● **Request**:
Write each line out again exactly as written.

● **Raw records**:
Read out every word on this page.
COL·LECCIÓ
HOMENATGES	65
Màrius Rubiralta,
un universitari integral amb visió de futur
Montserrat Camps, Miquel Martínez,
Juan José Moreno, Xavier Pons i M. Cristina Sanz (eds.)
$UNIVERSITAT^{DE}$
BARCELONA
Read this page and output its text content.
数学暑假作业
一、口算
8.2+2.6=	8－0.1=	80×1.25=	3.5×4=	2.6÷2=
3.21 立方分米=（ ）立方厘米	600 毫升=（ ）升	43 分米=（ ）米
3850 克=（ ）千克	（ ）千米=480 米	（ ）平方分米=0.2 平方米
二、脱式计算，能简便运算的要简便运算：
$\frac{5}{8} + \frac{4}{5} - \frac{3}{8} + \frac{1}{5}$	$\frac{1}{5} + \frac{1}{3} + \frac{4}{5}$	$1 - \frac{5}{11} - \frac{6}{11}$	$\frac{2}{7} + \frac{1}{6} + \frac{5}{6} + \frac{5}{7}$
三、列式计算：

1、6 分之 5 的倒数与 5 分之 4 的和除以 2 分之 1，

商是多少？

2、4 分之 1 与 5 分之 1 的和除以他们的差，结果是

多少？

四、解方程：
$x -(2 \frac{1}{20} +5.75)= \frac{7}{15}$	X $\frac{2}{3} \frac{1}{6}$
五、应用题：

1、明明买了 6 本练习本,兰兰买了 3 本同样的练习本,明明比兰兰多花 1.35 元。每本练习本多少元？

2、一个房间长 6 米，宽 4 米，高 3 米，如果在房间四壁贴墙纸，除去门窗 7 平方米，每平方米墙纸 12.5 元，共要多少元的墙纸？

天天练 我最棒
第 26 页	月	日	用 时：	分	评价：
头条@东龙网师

● **Written response**:
Read out every word on this page.
COL·LECCIÓ
HOMENATGES	65
Màrius Rubiralta,
un universitari integral amb visió de futur
Montserrat Camps, Miquel Martínez,
Juan José Moreno, Xavier Pons i M. Cristina Sanz (eds.)
$UNIVERSITAT^{DE}$
BARCELONA
Read this page and output its text content.
数学暑假作业
一、口算
8.2+2.6=	8－0.1=	80×1.25=	3.5×4=	2.6÷2=
3.21 立方分米=（ ）立方厘米	600 毫升=（ ）升	43 分米=（ ）米
3850 克=（ ）千克	（ ）千米=480 米	（ ）平方分米=0.2 平方米
二、脱式计算，能简便运算的要简便运算：
$\frac{5}{8} + \frac{4}{5} - \frac{3}{8} + \frac{1}{5}$	$\frac{1}{5} + \frac{1}{3} + \frac{4}{5}$	$1 - \frac{5}{11} - \frac{6}{11}$	$\frac{2}{7} + \frac{1}{6} + \frac{5}{6} + \frac{5}{7}$
三、列式计算：

1、6 分之 5 的倒数与 5 分之 4 的和除以 2 分之 1，

商是多少？

2、4 分之 1 与 5 分之 1 的和除以他们的差，结果是

多少？

四、解方程：
$x -(2 \frac{1}{20} +5.75)= \frac{7}{15}$	X $\frac{2}{3} \frac{1}{6}$
五、应用题：

1、明明买了 6 本练习本,兰兰买了 3 本同样的练习本,明明比兰兰多花 1.35 元。每本练习本多少元？

2、一个房间长 6 米，宽 4 米，高 3 米，如果在房间四壁贴墙纸，除去门窗 7 平方米，每平方米墙纸 12.5 元，共要多少元的墙纸？

天天练 我最棒
第 26 页	月	日	用 时：	分	评价：
头条@东龙网师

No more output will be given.